*What the task requires*. Look through the lines below and state how many hold the word "ylabel". Write only the number.

*Records provided*.
▬▬▬

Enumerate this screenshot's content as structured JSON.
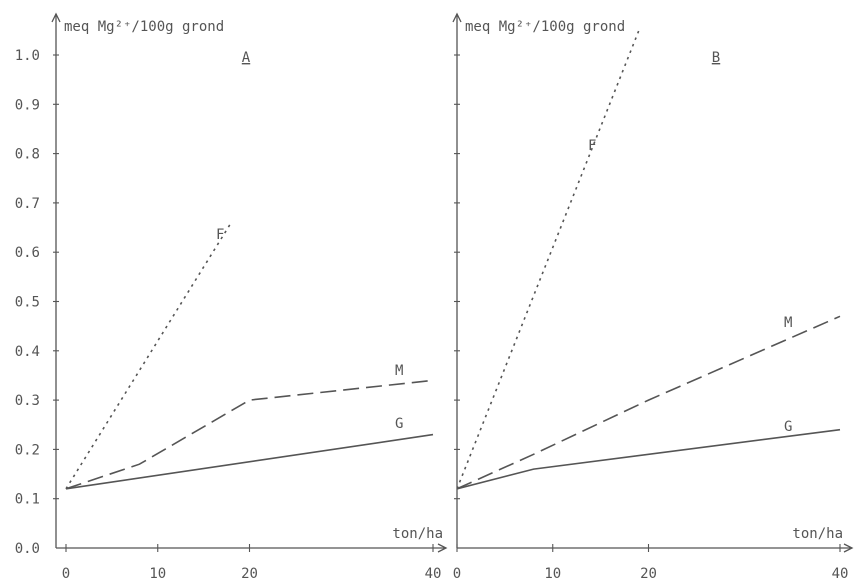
{
  "chart_data": [
    {
      "type": "line",
      "panel_label": "A",
      "ylabel": "meq Mg²⁺/100g grond",
      "xlabel": "ton/ha",
      "xlim": [
        0,
        40
      ],
      "ylim": [
        0,
        1.0
      ],
      "x_ticks": [
        "0",
        "10",
        "20",
        "40"
      ],
      "y_ticks": [
        "0.0",
        "0.1",
        "0.2",
        "0.3",
        "0.4",
        "0.5",
        "0.6",
        "0.7",
        "0.8",
        "0.9",
        "1.0"
      ],
      "series": [
        {
          "name": "F",
          "style": "dotted",
          "points": [
            [
              0,
              0.12
            ],
            [
              18,
              0.66
            ]
          ]
        },
        {
          "name": "M",
          "style": "dashed",
          "points": [
            [
              0,
              0.12
            ],
            [
              8,
              0.17
            ],
            [
              20,
              0.3
            ],
            [
              40,
              0.34
            ]
          ]
        },
        {
          "name": "G",
          "style": "solid",
          "points": [
            [
              0,
              0.12
            ],
            [
              40,
              0.23
            ]
          ]
        }
      ]
    },
    {
      "type": "line",
      "panel_label": "B",
      "ylabel": "meq Mg²⁺/100g grond",
      "xlabel": "ton/ha",
      "xlim": [
        0,
        40
      ],
      "ylim": [
        0,
        1.0
      ],
      "x_ticks": [
        "0",
        "10",
        "20",
        "40"
      ],
      "series": [
        {
          "name": "F",
          "style": "dotted",
          "points": [
            [
              0,
              0.12
            ],
            [
              19,
              1.05
            ]
          ]
        },
        {
          "name": "M",
          "style": "dashed",
          "points": [
            [
              0,
              0.12
            ],
            [
              8,
              0.19
            ],
            [
              20,
              0.3
            ],
            [
              40,
              0.47
            ]
          ]
        },
        {
          "name": "G",
          "style": "solid",
          "points": [
            [
              0,
              0.12
            ],
            [
              8,
              0.16
            ],
            [
              40,
              0.24
            ]
          ]
        }
      ]
    }
  ]
}
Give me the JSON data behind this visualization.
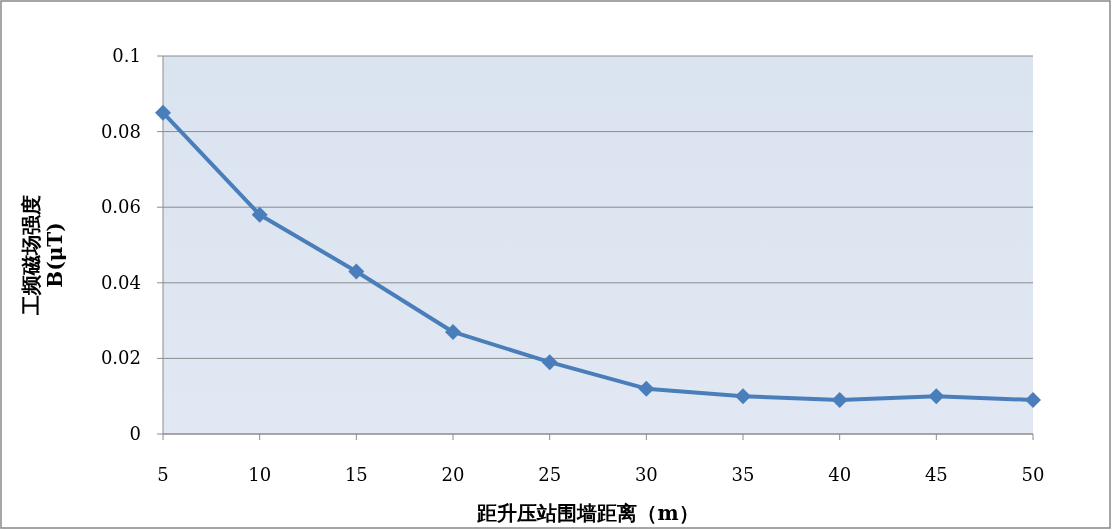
{
  "chart_data": {
    "type": "line",
    "xlabel": "距升压站围墙距离（m）",
    "ylabel": "工频磁场强度 B(μT)",
    "x": [
      5,
      10,
      15,
      20,
      25,
      30,
      35,
      40,
      45,
      50
    ],
    "series": [
      {
        "color": "#4a7ebb",
        "values": [
          0.085,
          0.058,
          0.043,
          0.027,
          0.019,
          0.012,
          0.01,
          0.009,
          0.01,
          0.009
        ]
      }
    ],
    "xlim": [
      5,
      50
    ],
    "xticks": [
      5,
      10,
      15,
      20,
      25,
      30,
      35,
      40,
      45,
      50
    ],
    "ylim": [
      0,
      0.1
    ],
    "yticks": [
      0,
      0.02,
      0.04,
      0.06,
      0.08,
      0.1
    ],
    "grid": "y",
    "marker": "diamond",
    "line_style": "solid"
  }
}
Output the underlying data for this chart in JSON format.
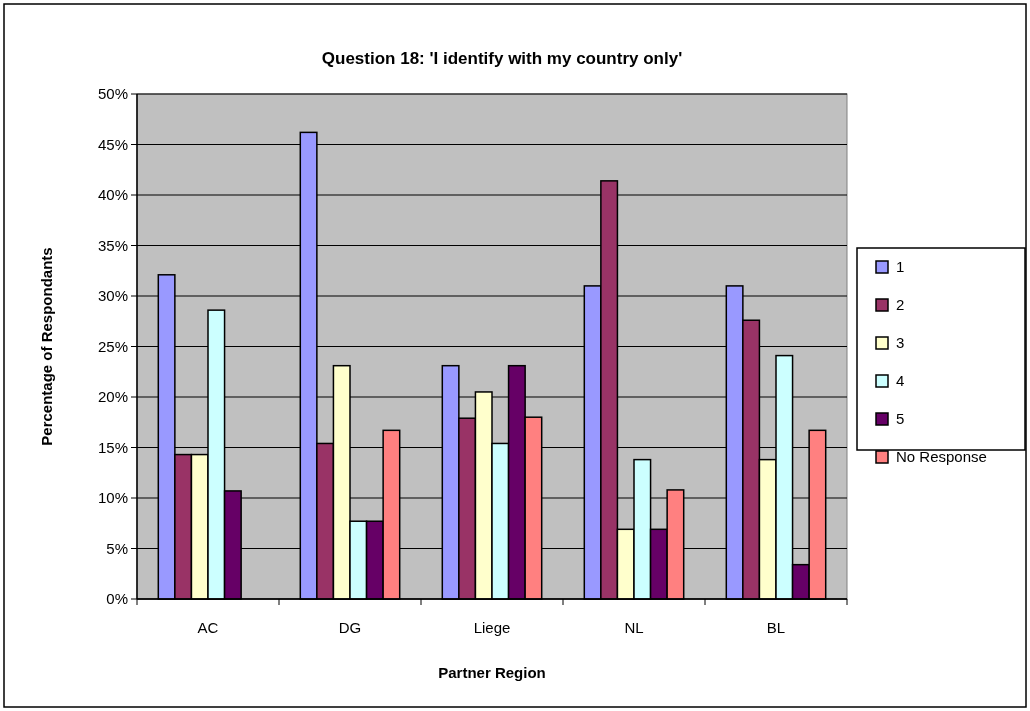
{
  "chart_data": {
    "type": "bar",
    "title": "Question 18: 'I identify with my country only'",
    "xlabel": "Partner Region",
    "ylabel": "Percentage of Respondants",
    "categories": [
      "AC",
      "DG",
      "Liege",
      "NL",
      "BL"
    ],
    "series": [
      {
        "name": "1",
        "color": "#9999ff",
        "values": [
          32.1,
          46.2,
          23.1,
          31.0,
          31.0
        ]
      },
      {
        "name": "2",
        "color": "#993366",
        "values": [
          14.3,
          15.4,
          17.9,
          41.4,
          27.6
        ]
      },
      {
        "name": "3",
        "color": "#ffffcc",
        "values": [
          14.3,
          23.1,
          20.5,
          6.9,
          13.8
        ]
      },
      {
        "name": "4",
        "color": "#ccffff",
        "values": [
          28.6,
          7.7,
          15.4,
          13.8,
          24.1
        ]
      },
      {
        "name": "5",
        "color": "#660066",
        "values": [
          10.7,
          7.7,
          23.1,
          6.9,
          3.4
        ]
      },
      {
        "name": "No Response",
        "color": "#ff8080",
        "values": [
          null,
          16.7,
          18.0,
          10.8,
          16.7
        ]
      }
    ],
    "ylim": [
      0,
      50
    ],
    "yticks": [
      {
        "value": 0,
        "label": "0%"
      },
      {
        "value": 5,
        "label": "5%"
      },
      {
        "value": 10,
        "label": "10%"
      },
      {
        "value": 15,
        "label": "15%"
      },
      {
        "value": 20,
        "label": "20%"
      },
      {
        "value": 25,
        "label": "25%"
      },
      {
        "value": 30,
        "label": "30%"
      },
      {
        "value": 35,
        "label": "35%"
      },
      {
        "value": 40,
        "label": "40%"
      },
      {
        "value": 45,
        "label": "45%"
      },
      {
        "value": 50,
        "label": "50%"
      }
    ],
    "grid": "y",
    "legend": "right"
  }
}
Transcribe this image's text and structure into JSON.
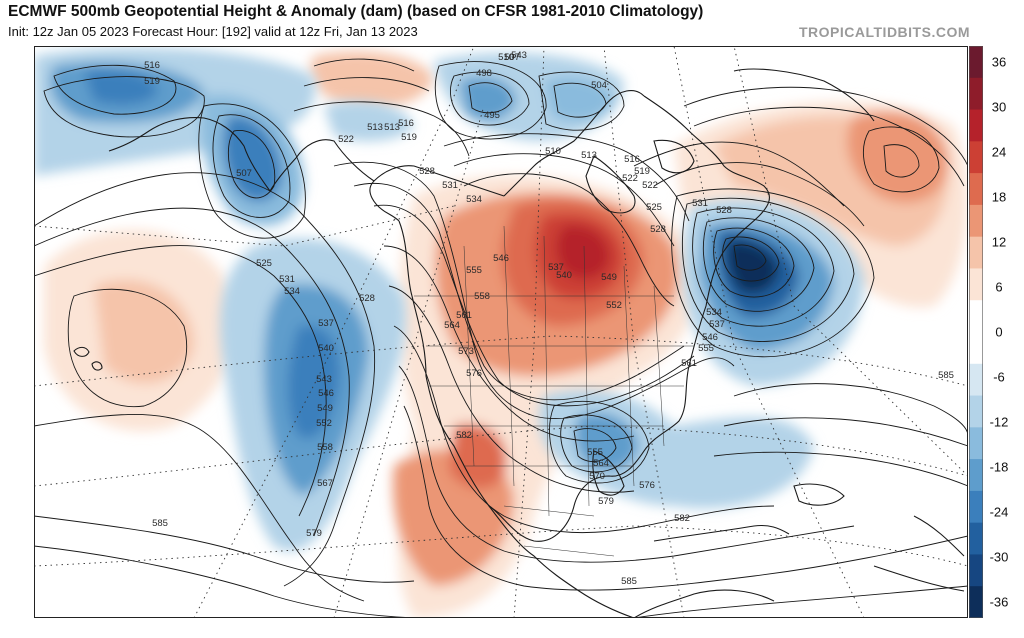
{
  "header": {
    "title": "ECMWF 500mb Geopotential Height & Anomaly (dam) (based on CFSR 1981-2010 Climatology)",
    "subtitle": "Init: 12z Jan 05 2023   Forecast Hour: [192]   valid at 12z Fri, Jan 13 2023",
    "brand": "TROPICALTIDBITS.COM"
  },
  "colorbar": {
    "ticks": [
      "36",
      "30",
      "24",
      "18",
      "12",
      "6",
      "0",
      "-6",
      "-12",
      "-18",
      "-24",
      "-30",
      "-36"
    ],
    "colors": [
      "#6b1a2e",
      "#8e1c2a",
      "#b5222b",
      "#cc4034",
      "#de6b4f",
      "#eb9675",
      "#f5c4aa",
      "#fbe4d6",
      "#ffffff",
      "#ffffff",
      "#d6e7f2",
      "#b3d3e8",
      "#8abbdd",
      "#5e9dcc",
      "#3b7fbc",
      "#22609f",
      "#164681",
      "#0d2e5a"
    ]
  },
  "map": {
    "height_labels": [
      "516",
      "519",
      "507",
      "498",
      "510",
      "543",
      "504",
      "495",
      "513",
      "516",
      "519",
      "522",
      "507",
      "510",
      "513",
      "516",
      "519",
      "522",
      "528",
      "531",
      "534",
      "525",
      "528",
      "546",
      "537",
      "540",
      "549",
      "552",
      "555",
      "558",
      "561",
      "564",
      "573",
      "576",
      "525",
      "531",
      "534",
      "528",
      "537",
      "540",
      "543",
      "546",
      "549",
      "552",
      "558",
      "567",
      "579",
      "585",
      "582",
      "555",
      "564",
      "570",
      "576",
      "579",
      "582",
      "585",
      "534",
      "537",
      "546",
      "555",
      "561",
      "585",
      "528",
      "531",
      "522",
      "513"
    ]
  }
}
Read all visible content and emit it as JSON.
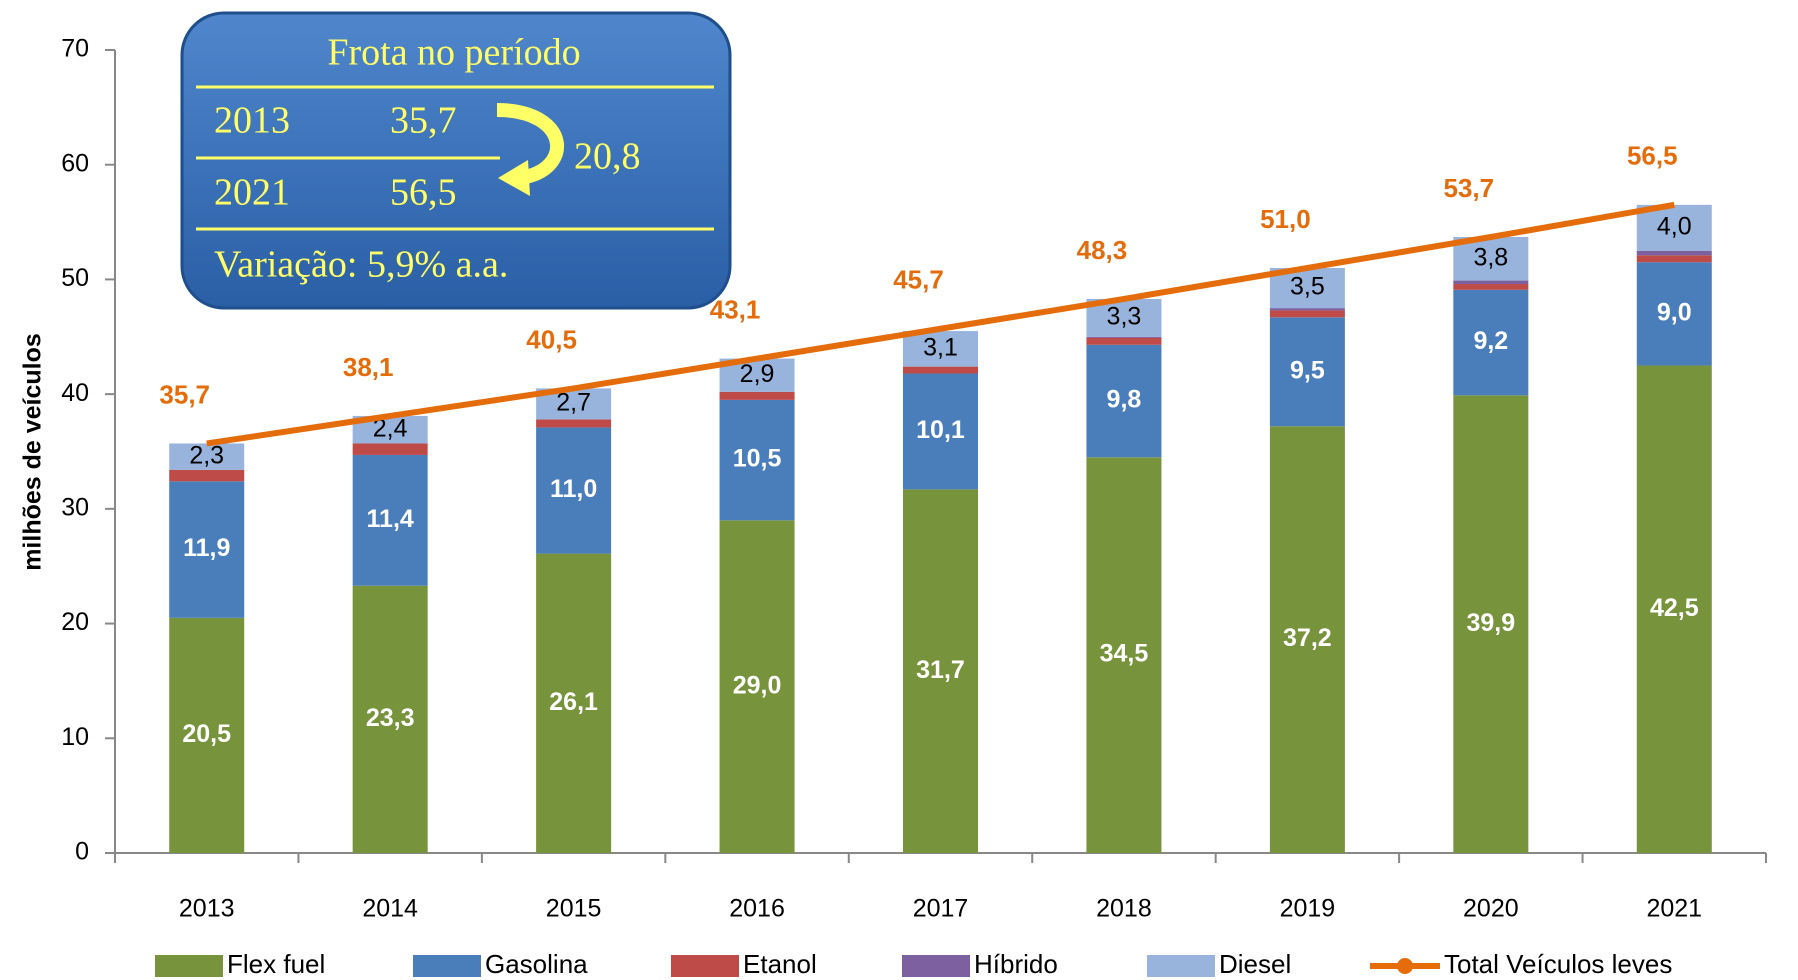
{
  "chart_data": {
    "type": "bar",
    "stacked": true,
    "y_label": "milhões de veículos",
    "categories": [
      "2013",
      "2014",
      "2015",
      "2016",
      "2017",
      "2018",
      "2019",
      "2020",
      "2021"
    ],
    "ylim": [
      0,
      70
    ],
    "yticks": [
      0,
      10,
      20,
      30,
      40,
      50,
      60,
      70
    ],
    "series": [
      {
        "name": "Flex fuel",
        "color": "#77933c",
        "label_color": "#ffffff",
        "label_bold": true,
        "values": [
          20.5,
          23.3,
          26.1,
          29.0,
          31.7,
          34.5,
          37.2,
          39.9,
          42.5
        ],
        "value_labels": [
          "20,5",
          "23,3",
          "26,1",
          "29,0",
          "31,7",
          "34,5",
          "37,2",
          "39,9",
          "42,5"
        ]
      },
      {
        "name": "Gasolina",
        "color": "#4a7ebb",
        "label_color": "#ffffff",
        "label_bold": true,
        "values": [
          11.9,
          11.4,
          11.0,
          10.5,
          10.1,
          9.8,
          9.5,
          9.2,
          9.0
        ],
        "value_labels": [
          "11,9",
          "11,4",
          "11,0",
          "10,5",
          "10,1",
          "9,8",
          "9,5",
          "9,2",
          "9,0"
        ]
      },
      {
        "name": "Etanol",
        "color": "#be4b48",
        "values": [
          1.0,
          1.0,
          0.7,
          0.7,
          0.6,
          0.6,
          0.6,
          0.5,
          0.6
        ]
      },
      {
        "name": "Híbrido",
        "color": "#7d60a0",
        "values": [
          0.0,
          0.0,
          0.0,
          0.0,
          0.0,
          0.1,
          0.2,
          0.3,
          0.4
        ]
      },
      {
        "name": "Diesel",
        "color": "#98b4dc",
        "label_color": "#000000",
        "label_bold": false,
        "values": [
          2.3,
          2.4,
          2.7,
          2.9,
          3.1,
          3.3,
          3.5,
          3.8,
          4.0
        ],
        "value_labels": [
          "2,3",
          "2,4",
          "2,7",
          "2,9",
          "3,1",
          "3,3",
          "3,5",
          "3,8",
          "4,0"
        ]
      },
      {
        "name": "Total Veículos leves",
        "type": "line",
        "color": "#e46c0a",
        "label_color": "#e46c0a",
        "label_bold": true,
        "values": [
          35.7,
          38.1,
          40.5,
          43.1,
          45.7,
          48.3,
          51.0,
          53.7,
          56.5
        ],
        "value_labels": [
          "35,7",
          "38,1",
          "40,5",
          "43,1",
          "45,7",
          "48,3",
          "51,0",
          "53,7",
          "56,5"
        ]
      }
    ],
    "legend": "bottom",
    "info_box": {
      "title": "Frota no período",
      "rows": [
        [
          "2013",
          "35,7"
        ],
        [
          "2021",
          "56,5"
        ]
      ],
      "difference": "20,8",
      "footer": "Variação: 5,9% a.a."
    }
  }
}
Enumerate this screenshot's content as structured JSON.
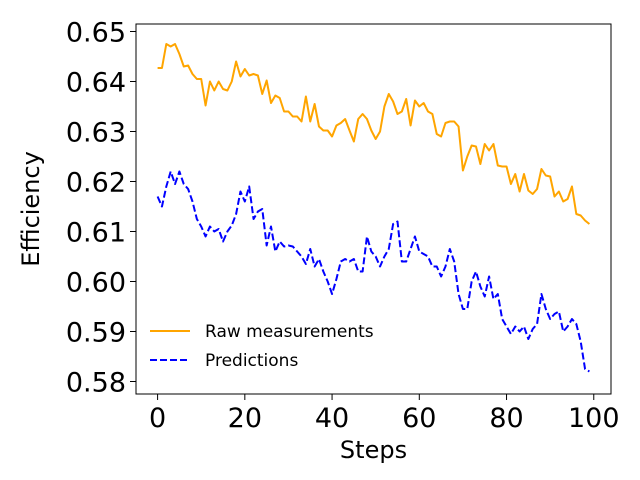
{
  "chart_data": {
    "type": "line",
    "title": "",
    "xlabel": "Steps",
    "ylabel": "Efficiency",
    "xlim": [
      -4.95,
      103.95
    ],
    "ylim": [
      0.5775,
      0.6515
    ],
    "x_ticks": [
      0,
      20,
      40,
      60,
      80,
      100
    ],
    "x_tick_labels": [
      "0",
      "20",
      "40",
      "60",
      "80",
      "100"
    ],
    "y_ticks": [
      0.58,
      0.59,
      0.6,
      0.61,
      0.62,
      0.63,
      0.64,
      0.65
    ],
    "y_tick_labels": [
      "0.58",
      "0.59",
      "0.60",
      "0.61",
      "0.62",
      "0.63",
      "0.64",
      "0.65"
    ],
    "grid": false,
    "legend_position": "lower-left",
    "series": [
      {
        "name": "Raw measurements",
        "color": "#ffa500",
        "style": "solid",
        "x": [
          0,
          1,
          2,
          3,
          4,
          5,
          6,
          7,
          8,
          9,
          10,
          11,
          12,
          13,
          14,
          15,
          16,
          17,
          18,
          19,
          20,
          21,
          22,
          23,
          24,
          25,
          26,
          27,
          28,
          29,
          30,
          31,
          32,
          33,
          34,
          35,
          36,
          37,
          38,
          39,
          40,
          41,
          42,
          43,
          44,
          45,
          46,
          47,
          48,
          49,
          50,
          51,
          52,
          53,
          54,
          55,
          56,
          57,
          58,
          59,
          60,
          61,
          62,
          63,
          64,
          65,
          66,
          67,
          68,
          69,
          70,
          71,
          72,
          73,
          74,
          75,
          76,
          77,
          78,
          79,
          80,
          81,
          82,
          83,
          84,
          85,
          86,
          87,
          88,
          89,
          90,
          91,
          92,
          93,
          94,
          95,
          96,
          97,
          98,
          99
        ],
        "values": [
          0.6427,
          0.6427,
          0.6475,
          0.647,
          0.6475,
          0.6455,
          0.643,
          0.6432,
          0.6415,
          0.6405,
          0.6405,
          0.6352,
          0.64,
          0.6382,
          0.64,
          0.6385,
          0.6382,
          0.64,
          0.644,
          0.641,
          0.6425,
          0.6412,
          0.6415,
          0.6412,
          0.6375,
          0.6402,
          0.6357,
          0.6372,
          0.6367,
          0.634,
          0.634,
          0.633,
          0.633,
          0.632,
          0.637,
          0.632,
          0.6355,
          0.631,
          0.6302,
          0.6302,
          0.629,
          0.6312,
          0.6317,
          0.6325,
          0.6302,
          0.628,
          0.6325,
          0.6335,
          0.6325,
          0.6302,
          0.6285,
          0.63,
          0.635,
          0.6375,
          0.636,
          0.6335,
          0.634,
          0.6365,
          0.6312,
          0.6362,
          0.635,
          0.6357,
          0.634,
          0.6335,
          0.6295,
          0.629,
          0.6317,
          0.632,
          0.632,
          0.631,
          0.6222,
          0.625,
          0.6272,
          0.627,
          0.6235,
          0.6275,
          0.6262,
          0.6275,
          0.6232,
          0.623,
          0.623,
          0.6195,
          0.6215,
          0.618,
          0.6215,
          0.6182,
          0.6175,
          0.6185,
          0.6225,
          0.6212,
          0.621,
          0.617,
          0.618,
          0.616,
          0.6165,
          0.619,
          0.6135,
          0.6132,
          0.6122,
          0.6115
        ]
      },
      {
        "name": "Predictions",
        "color": "#0000ff",
        "style": "dashed",
        "x": [
          0,
          1,
          2,
          3,
          4,
          5,
          6,
          7,
          8,
          9,
          10,
          11,
          12,
          13,
          14,
          15,
          16,
          17,
          18,
          19,
          20,
          21,
          22,
          23,
          24,
          25,
          26,
          27,
          28,
          29,
          30,
          31,
          32,
          33,
          34,
          35,
          36,
          37,
          38,
          39,
          40,
          41,
          42,
          43,
          44,
          45,
          46,
          47,
          48,
          49,
          50,
          51,
          52,
          53,
          54,
          55,
          56,
          57,
          58,
          59,
          60,
          61,
          62,
          63,
          64,
          65,
          66,
          67,
          68,
          69,
          70,
          71,
          72,
          73,
          74,
          75,
          76,
          77,
          78,
          79,
          80,
          81,
          82,
          83,
          84,
          85,
          86,
          87,
          88,
          89,
          90,
          91,
          92,
          93,
          94,
          95,
          96,
          97,
          98,
          99
        ],
        "values": [
          0.617,
          0.615,
          0.619,
          0.622,
          0.6195,
          0.622,
          0.6195,
          0.6185,
          0.616,
          0.6125,
          0.611,
          0.609,
          0.611,
          0.61,
          0.6105,
          0.608,
          0.61,
          0.6112,
          0.6135,
          0.618,
          0.616,
          0.619,
          0.6125,
          0.614,
          0.6145,
          0.6072,
          0.611,
          0.606,
          0.608,
          0.607,
          0.6072,
          0.607,
          0.606,
          0.605,
          0.6035,
          0.6065,
          0.603,
          0.6045,
          0.602,
          0.6,
          0.5975,
          0.6005,
          0.604,
          0.6045,
          0.604,
          0.6045,
          0.602,
          0.602,
          0.609,
          0.606,
          0.605,
          0.603,
          0.605,
          0.6065,
          0.6115,
          0.612,
          0.604,
          0.604,
          0.6065,
          0.609,
          0.606,
          0.6055,
          0.605,
          0.603,
          0.603,
          0.601,
          0.603,
          0.6065,
          0.604,
          0.5975,
          0.5945,
          0.5945,
          0.6,
          0.602,
          0.599,
          0.597,
          0.601,
          0.5965,
          0.5975,
          0.5925,
          0.591,
          0.5895,
          0.591,
          0.59,
          0.591,
          0.5885,
          0.5905,
          0.5915,
          0.5975,
          0.5945,
          0.5925,
          0.5935,
          0.594,
          0.59,
          0.591,
          0.5925,
          0.5915,
          0.588,
          0.5825,
          0.582
        ]
      }
    ]
  }
}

▬▬▬

*Result below*. 5